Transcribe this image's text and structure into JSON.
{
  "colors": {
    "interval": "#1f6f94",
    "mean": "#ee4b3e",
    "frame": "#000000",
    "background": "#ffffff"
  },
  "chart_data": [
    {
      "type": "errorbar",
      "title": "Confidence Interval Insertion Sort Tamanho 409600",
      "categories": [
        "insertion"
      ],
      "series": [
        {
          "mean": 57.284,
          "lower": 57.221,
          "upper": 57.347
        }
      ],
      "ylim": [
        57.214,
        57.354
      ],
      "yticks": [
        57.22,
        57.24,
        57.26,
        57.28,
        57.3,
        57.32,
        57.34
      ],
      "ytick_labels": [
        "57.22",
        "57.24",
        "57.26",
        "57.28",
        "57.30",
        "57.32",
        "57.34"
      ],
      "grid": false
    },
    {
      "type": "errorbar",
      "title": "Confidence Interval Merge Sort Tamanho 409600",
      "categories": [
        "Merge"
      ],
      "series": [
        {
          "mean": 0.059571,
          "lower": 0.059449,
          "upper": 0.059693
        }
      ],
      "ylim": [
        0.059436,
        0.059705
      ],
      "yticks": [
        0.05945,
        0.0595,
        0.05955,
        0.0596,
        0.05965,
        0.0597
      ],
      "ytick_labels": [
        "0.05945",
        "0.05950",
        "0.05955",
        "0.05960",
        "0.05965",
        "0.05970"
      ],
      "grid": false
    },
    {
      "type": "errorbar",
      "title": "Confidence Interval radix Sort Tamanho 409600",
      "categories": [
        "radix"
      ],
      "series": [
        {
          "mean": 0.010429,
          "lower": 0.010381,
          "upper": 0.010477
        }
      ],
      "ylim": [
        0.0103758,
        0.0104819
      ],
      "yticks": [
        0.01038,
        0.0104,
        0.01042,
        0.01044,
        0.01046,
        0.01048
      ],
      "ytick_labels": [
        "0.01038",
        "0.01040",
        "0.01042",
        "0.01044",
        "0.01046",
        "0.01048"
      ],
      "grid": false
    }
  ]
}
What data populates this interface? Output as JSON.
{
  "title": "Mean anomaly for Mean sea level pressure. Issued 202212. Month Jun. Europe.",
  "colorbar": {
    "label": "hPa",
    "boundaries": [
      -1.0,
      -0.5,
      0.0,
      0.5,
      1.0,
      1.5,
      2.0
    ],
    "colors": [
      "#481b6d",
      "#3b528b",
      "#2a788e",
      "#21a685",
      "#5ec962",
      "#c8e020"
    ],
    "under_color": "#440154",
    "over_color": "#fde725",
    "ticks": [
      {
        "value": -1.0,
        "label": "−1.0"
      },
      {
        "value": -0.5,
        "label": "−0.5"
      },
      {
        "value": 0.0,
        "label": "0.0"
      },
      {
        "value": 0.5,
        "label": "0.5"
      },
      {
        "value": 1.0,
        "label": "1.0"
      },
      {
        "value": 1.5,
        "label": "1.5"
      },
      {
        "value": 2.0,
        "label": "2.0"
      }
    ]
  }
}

______

Each entry must be reproduced verbatim.

■ **Answer for the task**:
Transcribe this image's text and structure into JSON.
{
  "colors": {
    "interval": "#1f6f94",
    "mean": "#ee4b3e",
    "frame": "#000000",
    "background": "#ffffff"
  },
  "chart_data": [
    {
      "type": "errorbar",
      "title": "Confidence Interval Insertion Sort Tamanho 409600",
      "categories": [
        "insertion"
      ],
      "series": [
        {
          "mean": 57.284,
          "lower": 57.221,
          "upper": 57.347
        }
      ],
      "ylim": [
        57.214,
        57.354
      ],
      "yticks": [
        57.22,
        57.24,
        57.26,
        57.28,
        57.3,
        57.32,
        57.34
      ],
      "ytick_labels": [
        "57.22",
        "57.24",
        "57.26",
        "57.28",
        "57.30",
        "57.32",
        "57.34"
      ],
      "grid": false
    },
    {
      "type": "errorbar",
      "title": "Confidence Interval Merge Sort Tamanho 409600",
      "categories": [
        "Merge"
      ],
      "series": [
        {
          "mean": 0.059571,
          "lower": 0.059449,
          "upper": 0.059693
        }
      ],
      "ylim": [
        0.059436,
        0.059705
      ],
      "yticks": [
        0.05945,
        0.0595,
        0.05955,
        0.0596,
        0.05965,
        0.0597
      ],
      "ytick_labels": [
        "0.05945",
        "0.05950",
        "0.05955",
        "0.05960",
        "0.05965",
        "0.05970"
      ],
      "grid": false
    },
    {
      "type": "errorbar",
      "title": "Confidence Interval radix Sort Tamanho 409600",
      "categories": [
        "radix"
      ],
      "series": [
        {
          "mean": 0.010429,
          "lower": 0.010381,
          "upper": 0.010477
        }
      ],
      "ylim": [
        0.0103758,
        0.0104819
      ],
      "yticks": [
        0.01038,
        0.0104,
        0.01042,
        0.01044,
        0.01046,
        0.01048
      ],
      "ytick_labels": [
        "0.01038",
        "0.01040",
        "0.01042",
        "0.01044",
        "0.01046",
        "0.01048"
      ],
      "grid": false
    }
  ]
}
What data populates this interface? Output as JSON.
{
  "title": "Mean anomaly for Mean sea level pressure. Issued 202212. Month Jun. Europe.",
  "colorbar": {
    "label": "hPa",
    "boundaries": [
      -1.0,
      -0.5,
      0.0,
      0.5,
      1.0,
      1.5,
      2.0
    ],
    "colors": [
      "#481b6d",
      "#3b528b",
      "#2a788e",
      "#21a685",
      "#5ec962",
      "#c8e020"
    ],
    "under_color": "#440154",
    "over_color": "#fde725",
    "ticks": [
      {
        "value": -1.0,
        "label": "−1.0"
      },
      {
        "value": -0.5,
        "label": "−0.5"
      },
      {
        "value": 0.0,
        "label": "0.0"
      },
      {
        "value": 0.5,
        "label": "0.5"
      },
      {
        "value": 1.0,
        "label": "1.0"
      },
      {
        "value": 1.5,
        "label": "1.5"
      },
      {
        "value": 2.0,
        "label": "2.0"
      }
    ]
  }
}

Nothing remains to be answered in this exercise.